Task directions
Find every line below that contains the word "icon" and copy it out.
#####
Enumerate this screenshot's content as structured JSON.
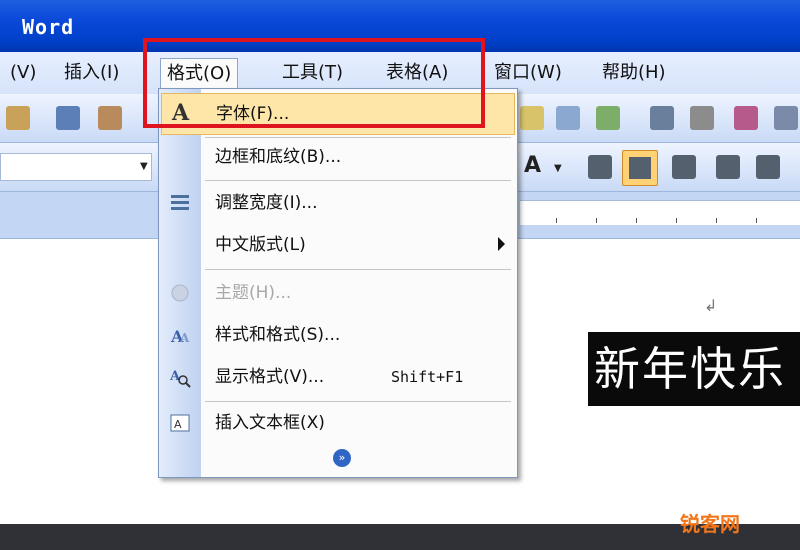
{
  "window": {
    "title": "Word"
  },
  "menubar": {
    "items": [
      {
        "label": "(V)"
      },
      {
        "label": "插入(I)"
      },
      {
        "label": "格式(O)"
      },
      {
        "label": "工具(T)"
      },
      {
        "label": "表格(A)"
      },
      {
        "label": "窗口(W)"
      },
      {
        "label": "帮助(H)"
      }
    ]
  },
  "format_menu": {
    "items": [
      {
        "label": "字体(F)...",
        "icon": "font-A-icon",
        "state": "highlighted"
      },
      {
        "label": "边框和底纹(B)...",
        "icon": "",
        "state": "enabled"
      },
      {
        "label": "调整宽度(I)...",
        "icon": "fit-width-icon",
        "state": "enabled"
      },
      {
        "label": "中文版式(L)",
        "icon": "",
        "state": "enabled",
        "submenu": true
      },
      {
        "label": "主题(H)...",
        "icon": "theme-icon",
        "state": "disabled"
      },
      {
        "label": "样式和格式(S)...",
        "icon": "styles-icon",
        "state": "enabled"
      },
      {
        "label": "显示格式(V)...",
        "shortcut": "Shift+F1",
        "icon": "reveal-format-icon",
        "state": "enabled"
      },
      {
        "label": "插入文本框(X)",
        "icon": "textbox-icon",
        "state": "enabled"
      }
    ],
    "expand_label": "»"
  },
  "document": {
    "paragraph_mark": "↲",
    "selected_text": "新年快乐"
  },
  "colors": {
    "titlebar": "#0a48d8",
    "highlight_box": "#e0141e",
    "menu_highlight": "#fde6a8",
    "watermark": "#f2761c"
  },
  "watermark": {
    "text": "锐客网"
  }
}
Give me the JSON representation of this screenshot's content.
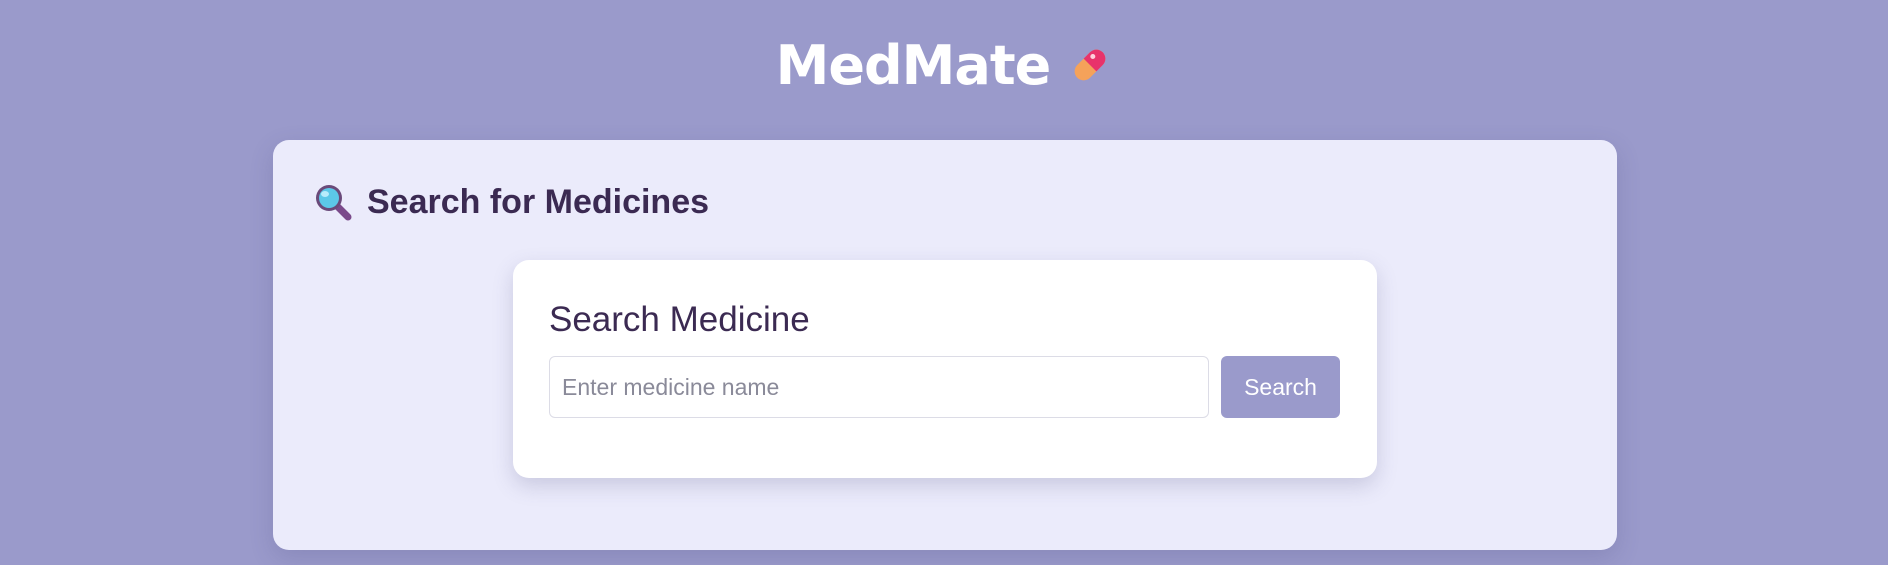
{
  "header": {
    "title": "MedMate",
    "icon": "pill-icon"
  },
  "main": {
    "section_title": "Search for Medicines",
    "section_icon": "magnifier-icon",
    "search_card": {
      "title": "Search Medicine",
      "input_value": "",
      "input_placeholder": "Enter medicine name",
      "button_label": "Search"
    }
  },
  "colors": {
    "background": "#9a9acb",
    "card_background": "#ebebfb",
    "heading_text": "#3b2a52",
    "button": "#9a9acb"
  }
}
#####
Result of this exercise
        "icon": "font-A-icon",
        "icon": "",
        "icon": "fit-width-icon",
        "icon": "",
        "icon": "theme-icon",
        "icon": "styles-icon",
        "icon": "reveal-format-icon",
        "icon": "textbox-icon",
    "icon": "pill-icon"
    "section_icon": "magnifier-icon",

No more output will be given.